Work to complete —
Scan the material that follows. Copy every line containing the word "title".

Records contained in a dataset:
..........

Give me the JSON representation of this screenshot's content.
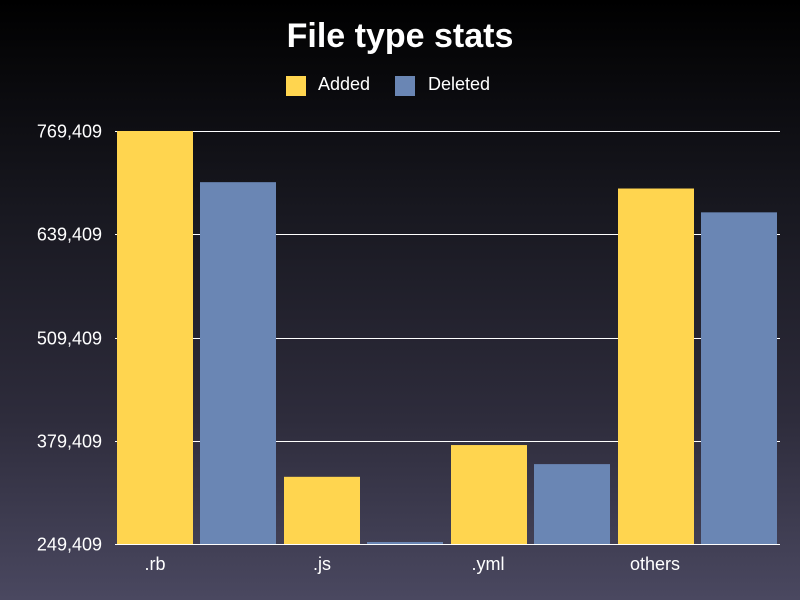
{
  "chart_data": {
    "type": "bar",
    "title": "File type stats",
    "categories": [
      ".rb",
      ".js",
      ".yml",
      "others"
    ],
    "series": [
      {
        "name": "Added",
        "color": "#ffd54f",
        "values": [
          769409,
          334000,
          374000,
          697000
        ]
      },
      {
        "name": "Deleted",
        "color": "#6a86b4",
        "values": [
          705000,
          251000,
          350000,
          667000
        ]
      }
    ],
    "yticks": [
      249409,
      379409,
      509409,
      639409,
      769409
    ],
    "ytick_labels": [
      "249,409",
      "379,409",
      "509,409",
      "639,409",
      "769,409"
    ],
    "ylim": [
      249409,
      769409
    ],
    "xlabel": "",
    "ylabel": "",
    "legend_position": "top-center",
    "grid": true
  }
}
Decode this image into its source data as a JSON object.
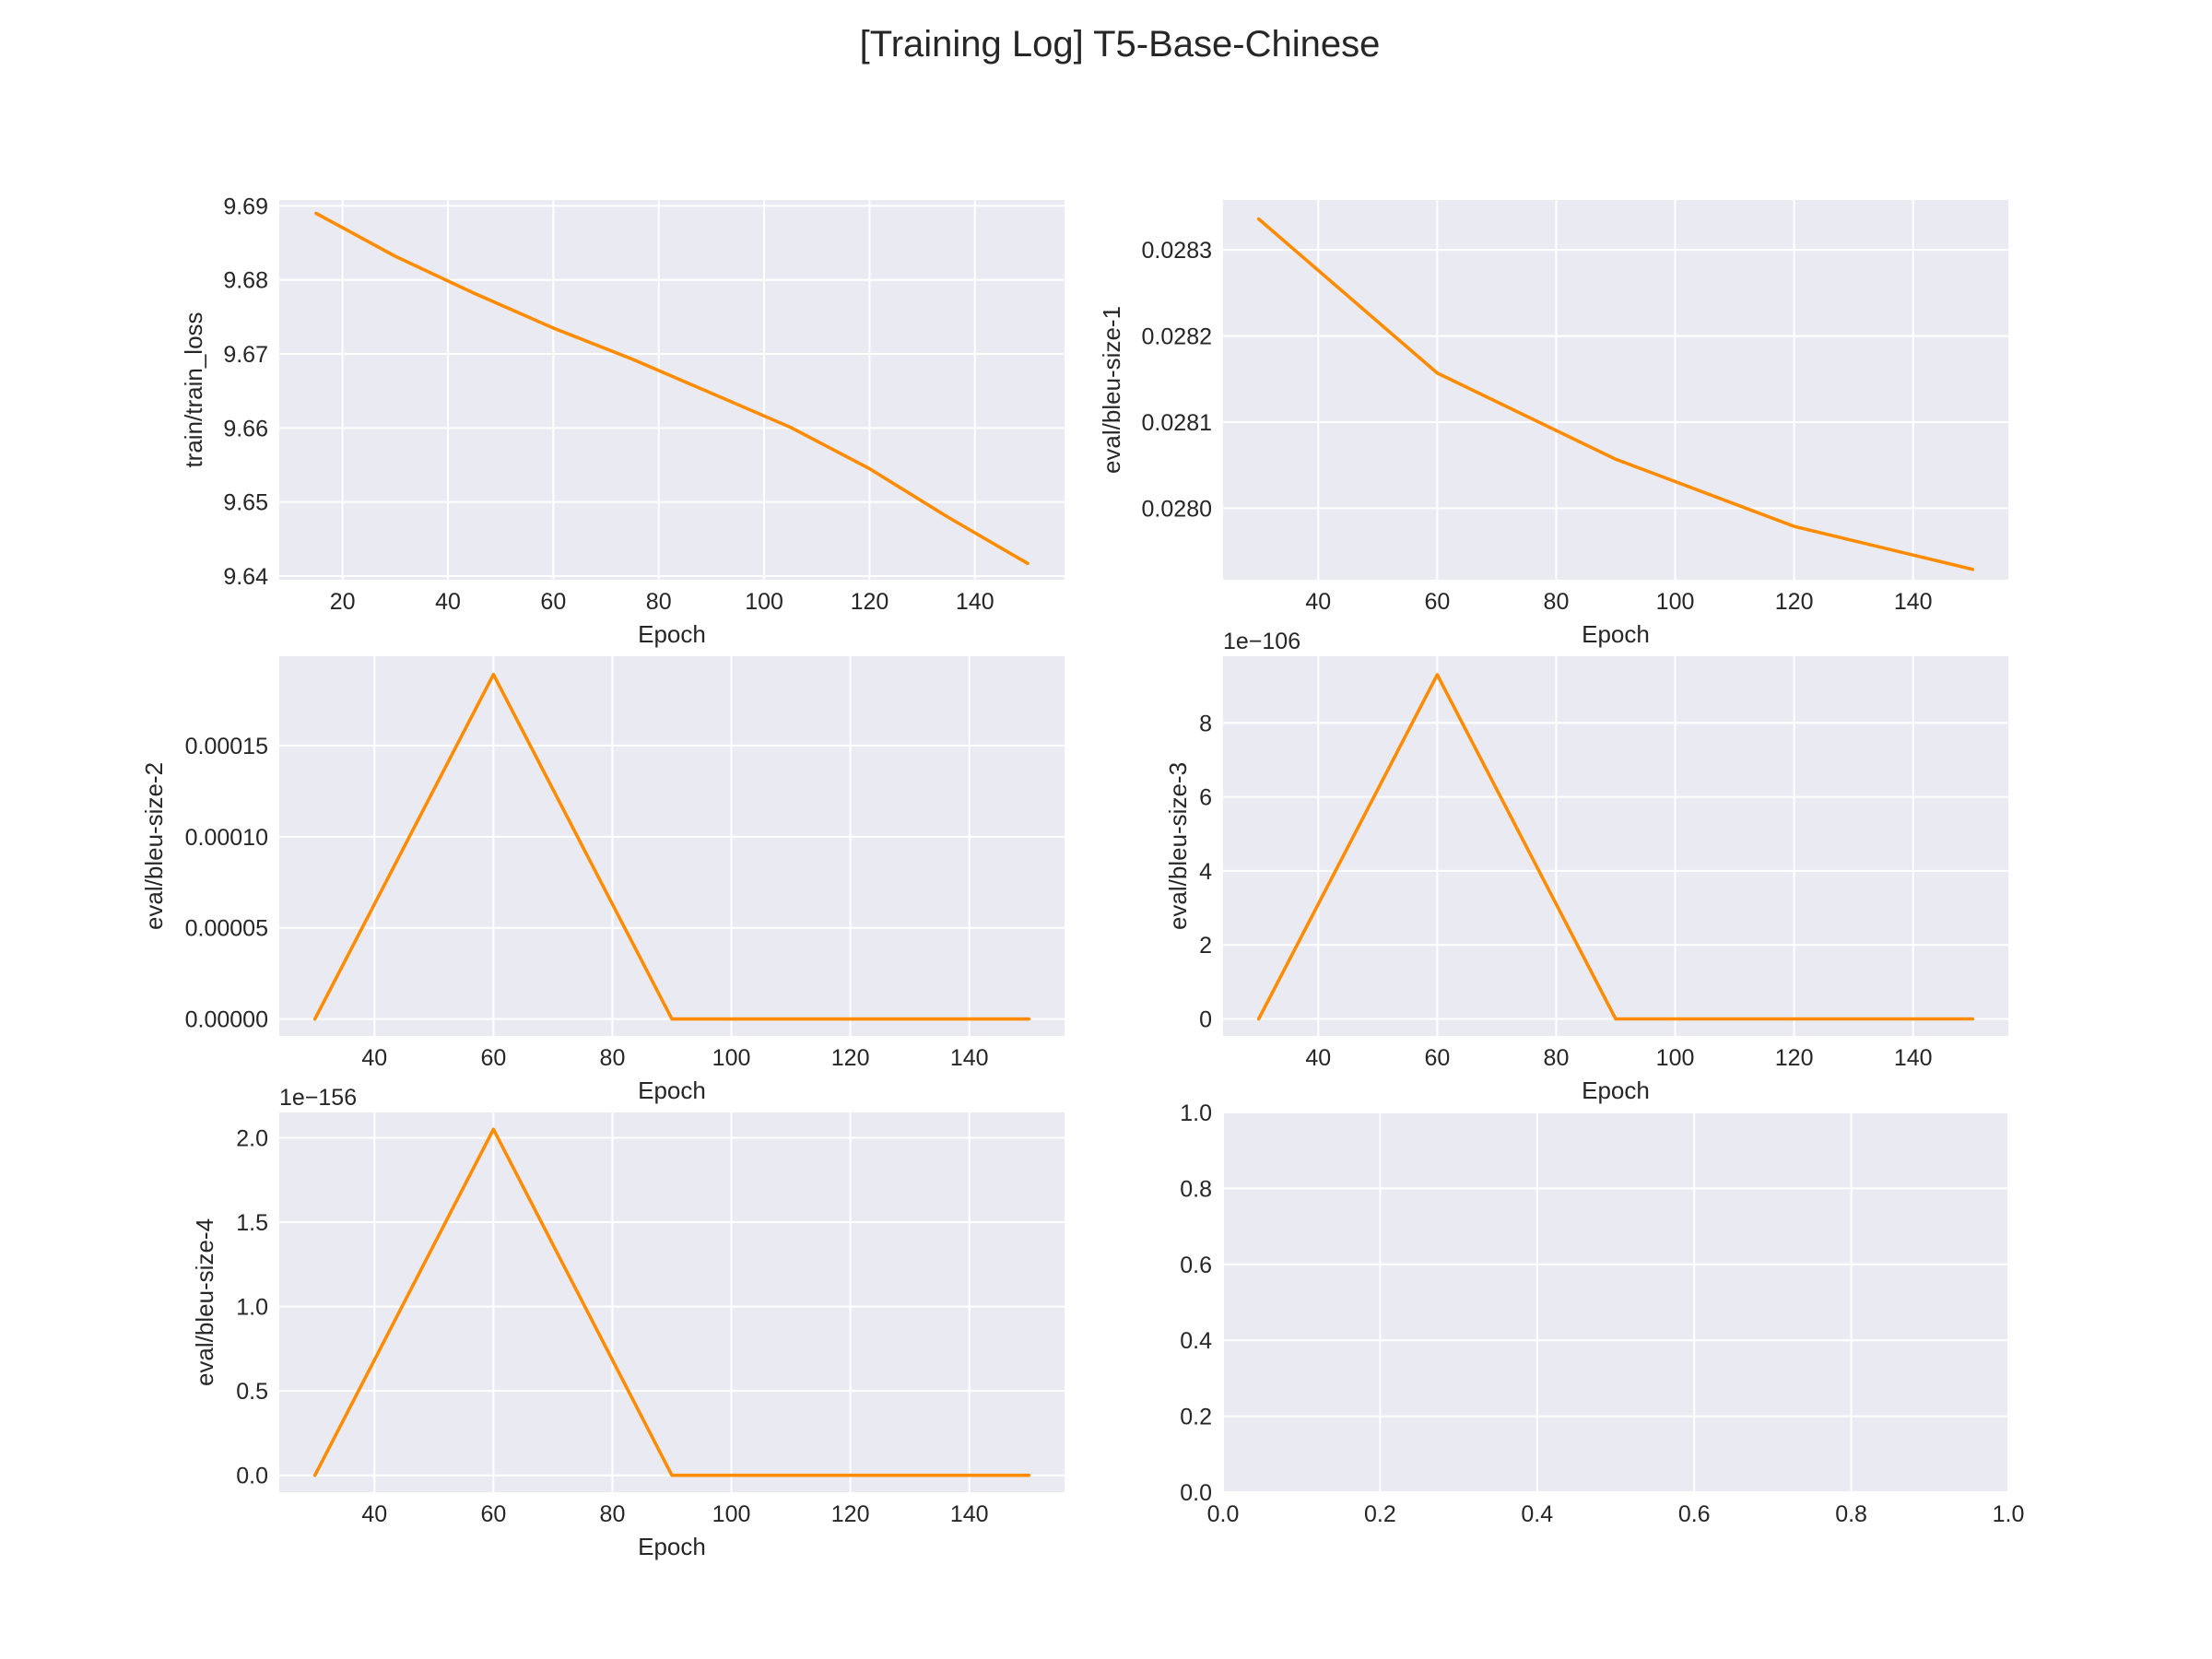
{
  "title": "[Training Log] T5-Base-Chinese",
  "colors": {
    "line": "#ff8c00",
    "panel_bg": "#eaeaf2",
    "grid": "#ffffff",
    "text": "#262626"
  },
  "chart_data": [
    {
      "type": "line",
      "xlabel": "Epoch",
      "ylabel": "train/train_loss",
      "offset_text": "",
      "grid": true,
      "xlim": [
        8,
        157
      ],
      "ylim": [
        9.6395,
        9.6908
      ],
      "xticks": [
        20,
        40,
        60,
        80,
        100,
        120,
        140
      ],
      "xtick_labels": [
        "20",
        "40",
        "60",
        "80",
        "100",
        "120",
        "140"
      ],
      "yticks": [
        9.64,
        9.65,
        9.66,
        9.67,
        9.68,
        9.69
      ],
      "ytick_labels": [
        "9.64",
        "9.65",
        "9.66",
        "9.67",
        "9.68",
        "9.69"
      ],
      "x": [
        15,
        30,
        45,
        60,
        75,
        90,
        105,
        120,
        135,
        150
      ],
      "y": [
        9.689,
        9.6832,
        9.6782,
        9.6735,
        9.6693,
        9.6647,
        9.6601,
        9.6545,
        9.6479,
        9.6417
      ]
    },
    {
      "type": "line",
      "xlabel": "Epoch",
      "ylabel": "eval/bleu-size-1",
      "offset_text": "",
      "grid": true,
      "xlim": [
        24,
        156
      ],
      "ylim": [
        0.027917,
        0.028358
      ],
      "xticks": [
        40,
        60,
        80,
        100,
        120,
        140
      ],
      "xtick_labels": [
        "40",
        "60",
        "80",
        "100",
        "120",
        "140"
      ],
      "yticks": [
        0.028,
        0.0281,
        0.0282,
        0.0283
      ],
      "ytick_labels": [
        "0.0280",
        "0.0281",
        "0.0282",
        "0.0283"
      ],
      "x": [
        30,
        60,
        90,
        120,
        150
      ],
      "y": [
        0.028336,
        0.028157,
        0.028057,
        0.027979,
        0.027929
      ]
    },
    {
      "type": "line",
      "xlabel": "Epoch",
      "ylabel": "eval/bleu-size-2",
      "offset_text": "",
      "grid": true,
      "xlim": [
        24,
        156
      ],
      "ylim": [
        -9.3e-06,
        0.000199
      ],
      "xticks": [
        40,
        60,
        80,
        100,
        120,
        140
      ],
      "xtick_labels": [
        "40",
        "60",
        "80",
        "100",
        "120",
        "140"
      ],
      "yticks": [
        0,
        5e-05,
        0.0001,
        0.00015
      ],
      "ytick_labels": [
        "0.00000",
        "0.00005",
        "0.00010",
        "0.00015"
      ],
      "x": [
        30,
        60,
        90,
        120,
        150
      ],
      "y": [
        0,
        0.000189,
        0,
        0,
        0
      ]
    },
    {
      "type": "line",
      "xlabel": "Epoch",
      "ylabel": "eval/bleu-size-3",
      "offset_text": "1e−106",
      "grid": true,
      "xlim": [
        24,
        156
      ],
      "ylim": [
        -0.46,
        9.8
      ],
      "xticks": [
        40,
        60,
        80,
        100,
        120,
        140
      ],
      "xtick_labels": [
        "40",
        "60",
        "80",
        "100",
        "120",
        "140"
      ],
      "yticks": [
        0,
        2,
        4,
        6,
        8
      ],
      "ytick_labels": [
        "0",
        "2",
        "4",
        "6",
        "8"
      ],
      "x": [
        30,
        60,
        90,
        120,
        150
      ],
      "y": [
        0,
        9.3,
        0,
        0,
        0
      ]
    },
    {
      "type": "line",
      "xlabel": "Epoch",
      "ylabel": "eval/bleu-size-4",
      "offset_text": "1e−156",
      "grid": true,
      "xlim": [
        24,
        156
      ],
      "ylim": [
        -0.1,
        2.15
      ],
      "xticks": [
        40,
        60,
        80,
        100,
        120,
        140
      ],
      "xtick_labels": [
        "40",
        "60",
        "80",
        "100",
        "120",
        "140"
      ],
      "yticks": [
        0,
        0.5,
        1,
        1.5,
        2
      ],
      "ytick_labels": [
        "0.0",
        "0.5",
        "1.0",
        "1.5",
        "2.0"
      ],
      "x": [
        30,
        60,
        90,
        120,
        150
      ],
      "y": [
        0,
        2.05,
        0,
        0,
        0
      ]
    },
    {
      "type": "empty",
      "xlabel": "",
      "ylabel": "",
      "offset_text": "",
      "grid": true,
      "xlim": [
        0,
        1
      ],
      "ylim": [
        0,
        1
      ],
      "xticks": [
        0,
        0.2,
        0.4,
        0.6,
        0.8,
        1
      ],
      "xtick_labels": [
        "0.0",
        "0.2",
        "0.4",
        "0.6",
        "0.8",
        "1.0"
      ],
      "yticks": [
        0,
        0.2,
        0.4,
        0.6,
        0.8,
        1
      ],
      "ytick_labels": [
        "0.0",
        "0.2",
        "0.4",
        "0.6",
        "0.8",
        "1.0"
      ],
      "x": [],
      "y": []
    }
  ]
}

..........

The output —
    "title": "File type stats",
  "title": "[Training Log] T5-Base-Chinese",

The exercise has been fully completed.